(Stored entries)
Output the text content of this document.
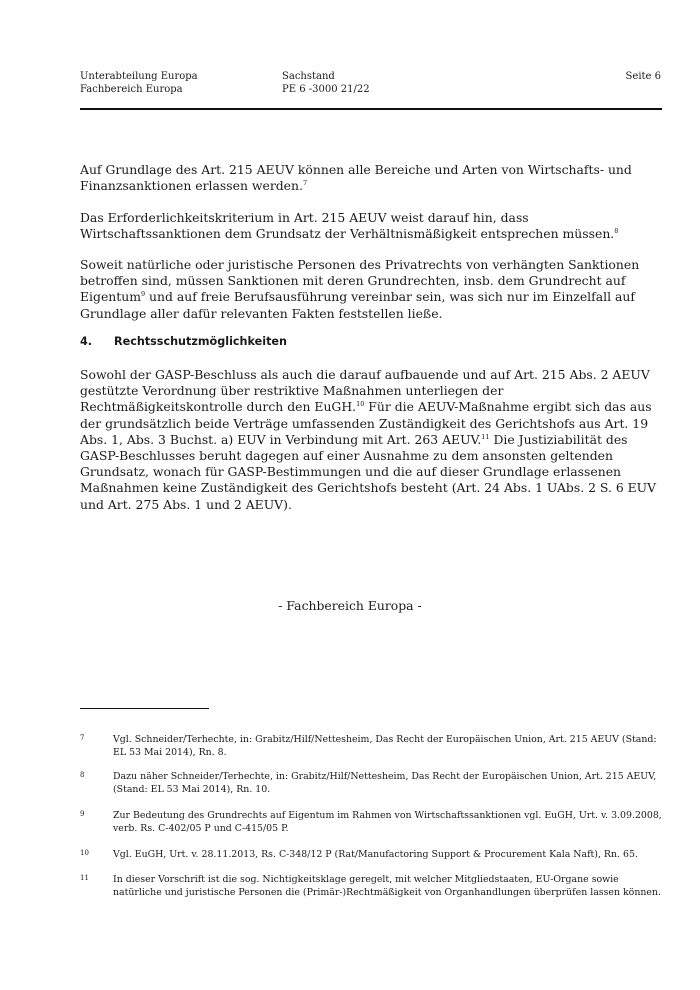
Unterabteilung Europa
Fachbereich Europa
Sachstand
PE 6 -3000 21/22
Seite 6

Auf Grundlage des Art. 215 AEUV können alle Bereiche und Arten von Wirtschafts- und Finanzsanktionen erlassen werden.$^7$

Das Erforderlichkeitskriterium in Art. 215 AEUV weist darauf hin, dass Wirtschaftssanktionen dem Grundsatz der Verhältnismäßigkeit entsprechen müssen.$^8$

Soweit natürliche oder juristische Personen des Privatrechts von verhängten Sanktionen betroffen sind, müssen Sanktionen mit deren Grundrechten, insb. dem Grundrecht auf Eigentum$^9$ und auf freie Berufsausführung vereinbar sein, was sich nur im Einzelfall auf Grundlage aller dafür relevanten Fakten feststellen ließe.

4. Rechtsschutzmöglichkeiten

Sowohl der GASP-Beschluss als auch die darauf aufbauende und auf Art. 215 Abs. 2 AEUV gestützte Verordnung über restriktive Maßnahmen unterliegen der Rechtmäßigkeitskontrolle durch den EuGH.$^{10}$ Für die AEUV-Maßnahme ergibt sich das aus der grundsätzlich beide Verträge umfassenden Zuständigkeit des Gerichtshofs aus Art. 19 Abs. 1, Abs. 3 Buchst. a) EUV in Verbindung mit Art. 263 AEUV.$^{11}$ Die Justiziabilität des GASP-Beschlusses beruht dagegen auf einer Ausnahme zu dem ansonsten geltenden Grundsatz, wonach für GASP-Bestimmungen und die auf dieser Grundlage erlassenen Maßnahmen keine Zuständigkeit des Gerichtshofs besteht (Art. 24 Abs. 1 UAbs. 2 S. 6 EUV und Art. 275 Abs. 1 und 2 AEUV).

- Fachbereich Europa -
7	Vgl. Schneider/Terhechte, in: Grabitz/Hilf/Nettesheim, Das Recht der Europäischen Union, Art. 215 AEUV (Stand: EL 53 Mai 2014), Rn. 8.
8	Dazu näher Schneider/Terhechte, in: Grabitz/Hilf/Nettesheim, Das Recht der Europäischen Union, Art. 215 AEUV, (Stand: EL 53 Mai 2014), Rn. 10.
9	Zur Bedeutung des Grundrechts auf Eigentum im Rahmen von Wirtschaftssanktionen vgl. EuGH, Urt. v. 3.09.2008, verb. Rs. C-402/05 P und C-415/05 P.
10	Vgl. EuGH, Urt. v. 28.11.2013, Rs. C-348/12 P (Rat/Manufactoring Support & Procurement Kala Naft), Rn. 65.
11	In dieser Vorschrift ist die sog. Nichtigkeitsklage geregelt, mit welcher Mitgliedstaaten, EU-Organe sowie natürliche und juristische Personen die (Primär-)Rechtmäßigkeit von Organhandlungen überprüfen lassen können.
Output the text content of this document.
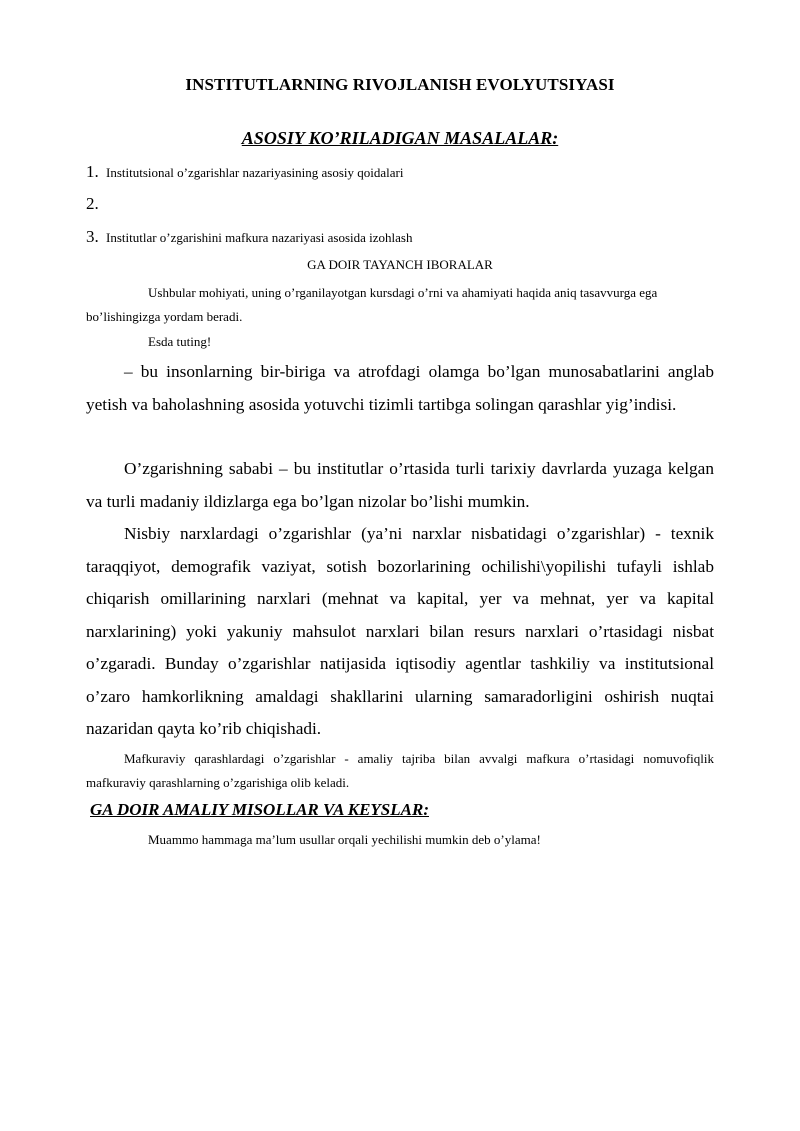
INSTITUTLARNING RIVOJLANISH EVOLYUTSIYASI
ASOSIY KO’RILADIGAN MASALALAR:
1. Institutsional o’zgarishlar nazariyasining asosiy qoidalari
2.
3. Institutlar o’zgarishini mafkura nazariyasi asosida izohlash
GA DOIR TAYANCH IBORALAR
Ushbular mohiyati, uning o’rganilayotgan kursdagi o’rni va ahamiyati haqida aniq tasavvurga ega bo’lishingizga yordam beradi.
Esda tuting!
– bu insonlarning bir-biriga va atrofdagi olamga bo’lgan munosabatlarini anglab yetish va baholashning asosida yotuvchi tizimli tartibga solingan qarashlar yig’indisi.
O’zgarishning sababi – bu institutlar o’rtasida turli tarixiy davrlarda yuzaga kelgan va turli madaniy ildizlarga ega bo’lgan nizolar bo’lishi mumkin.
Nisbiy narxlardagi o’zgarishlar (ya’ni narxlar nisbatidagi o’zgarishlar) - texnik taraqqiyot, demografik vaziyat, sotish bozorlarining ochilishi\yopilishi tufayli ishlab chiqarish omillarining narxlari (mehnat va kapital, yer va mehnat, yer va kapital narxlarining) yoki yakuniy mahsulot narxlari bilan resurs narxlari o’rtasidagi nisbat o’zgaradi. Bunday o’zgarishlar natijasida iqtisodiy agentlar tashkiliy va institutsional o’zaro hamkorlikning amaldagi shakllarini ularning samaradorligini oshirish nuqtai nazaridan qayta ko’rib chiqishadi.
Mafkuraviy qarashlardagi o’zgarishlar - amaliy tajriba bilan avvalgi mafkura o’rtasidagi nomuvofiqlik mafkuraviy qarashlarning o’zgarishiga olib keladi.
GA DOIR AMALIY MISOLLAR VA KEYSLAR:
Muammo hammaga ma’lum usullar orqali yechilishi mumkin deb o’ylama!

◆ **Instructions for the task**: Copy everything in the records above except the pictures, exactly as written.

◆ **Solved problem**:
Output the text content of this document.
Unterabteilung Europa
Fachbereich Europa
Sachstand
PE 6 -3000 21/22
Seite 6

Auf Grundlage des Art. 215 AEUV können alle Bereiche und Arten von Wirtschafts- und Finanzsanktionen erlassen werden.$^7$

Das Erforderlichkeitskriterium in Art. 215 AEUV weist darauf hin, dass Wirtschaftssanktionen dem Grundsatz der Verhältnismäßigkeit entsprechen müssen.$^8$

Soweit natürliche oder juristische Personen des Privatrechts von verhängten Sanktionen betroffen sind, müssen Sanktionen mit deren Grundrechten, insb. dem Grundrecht auf Eigentum$^9$ und auf freie Berufsausführung vereinbar sein, was sich nur im Einzelfall auf Grundlage aller dafür relevanten Fakten feststellen ließe.

4. Rechtsschutzmöglichkeiten

Sowohl der GASP-Beschluss als auch die darauf aufbauende und auf Art. 215 Abs. 2 AEUV gestützte Verordnung über restriktive Maßnahmen unterliegen der Rechtmäßigkeitskontrolle durch den EuGH.$^{10}$ Für die AEUV-Maßnahme ergibt sich das aus der grundsätzlich beide Verträge umfassenden Zuständigkeit des Gerichtshofs aus Art. 19 Abs. 1, Abs. 3 Buchst. a) EUV in Verbindung mit Art. 263 AEUV.$^{11}$ Die Justiziabilität des GASP-Beschlusses beruht dagegen auf einer Ausnahme zu dem ansonsten geltenden Grundsatz, wonach für GASP-Bestimmungen und die auf dieser Grundlage erlassenen Maßnahmen keine Zuständigkeit des Gerichtshofs besteht (Art. 24 Abs. 1 UAbs. 2 S. 6 EUV und Art. 275 Abs. 1 und 2 AEUV).

- Fachbereich Europa -
7	Vgl. Schneider/Terhechte, in: Grabitz/Hilf/Nettesheim, Das Recht der Europäischen Union, Art. 215 AEUV (Stand: EL 53 Mai 2014), Rn. 8.
8	Dazu näher Schneider/Terhechte, in: Grabitz/Hilf/Nettesheim, Das Recht der Europäischen Union, Art. 215 AEUV, (Stand: EL 53 Mai 2014), Rn. 10.
9	Zur Bedeutung des Grundrechts auf Eigentum im Rahmen von Wirtschaftssanktionen vgl. EuGH, Urt. v. 3.09.2008, verb. Rs. C-402/05 P und C-415/05 P.
10	Vgl. EuGH, Urt. v. 28.11.2013, Rs. C-348/12 P (Rat/Manufactoring Support & Procurement Kala Naft), Rn. 65.
11	In dieser Vorschrift ist die sog. Nichtigkeitsklage geregelt, mit welcher Mitgliedstaaten, EU-Organe sowie natürliche und juristische Personen die (Primär-)Rechtmäßigkeit von Organhandlungen überprüfen lassen können.
Output the text content of this document.
INSTITUTLARNING RIVOJLANISH EVOLYUTSIYASI
ASOSIY KO’RILADIGAN MASALALAR:
1. Institutsional o’zgarishlar nazariyasining asosiy qoidalari
2.
3. Institutlar o’zgarishini mafkura nazariyasi asosida izohlash
GA DOIR TAYANCH IBORALAR
Ushbular mohiyati, uning o’rganilayotgan kursdagi o’rni va ahamiyati haqida aniq tasavvurga ega bo’lishingizga yordam beradi.
Esda tuting!
– bu insonlarning bir-biriga va atrofdagi olamga bo’lgan munosabatlarini anglab yetish va baholashning asosida yotuvchi tizimli tartibga solingan qarashlar yig’indisi.
O’zgarishning sababi – bu institutlar o’rtasida turli tarixiy davrlarda yuzaga kelgan va turli madaniy ildizlarga ega bo’lgan nizolar bo’lishi mumkin.
Nisbiy narxlardagi o’zgarishlar (ya’ni narxlar nisbatidagi o’zgarishlar) - texnik taraqqiyot, demografik vaziyat, sotish bozorlarining ochilishi\yopilishi tufayli ishlab chiqarish omillarining narxlari (mehnat va kapital, yer va mehnat, yer va kapital narxlarining) yoki yakuniy mahsulot narxlari bilan resurs narxlari o’rtasidagi nisbat o’zgaradi. Bunday o’zgarishlar natijasida iqtisodiy agentlar tashkiliy va institutsional o’zaro hamkorlikning amaldagi shakllarini ularning samaradorligini oshirish nuqtai nazaridan qayta ko’rib chiqishadi.
Mafkuraviy qarashlardagi o’zgarishlar - amaliy tajriba bilan avvalgi mafkura o’rtasidagi nomuvofiqlik mafkuraviy qarashlarning o’zgarishiga olib keladi.
GA DOIR AMALIY MISOLLAR VA KEYSLAR:
Muammo hammaga ma’lum usullar orqali yechilishi mumkin deb o’ylama!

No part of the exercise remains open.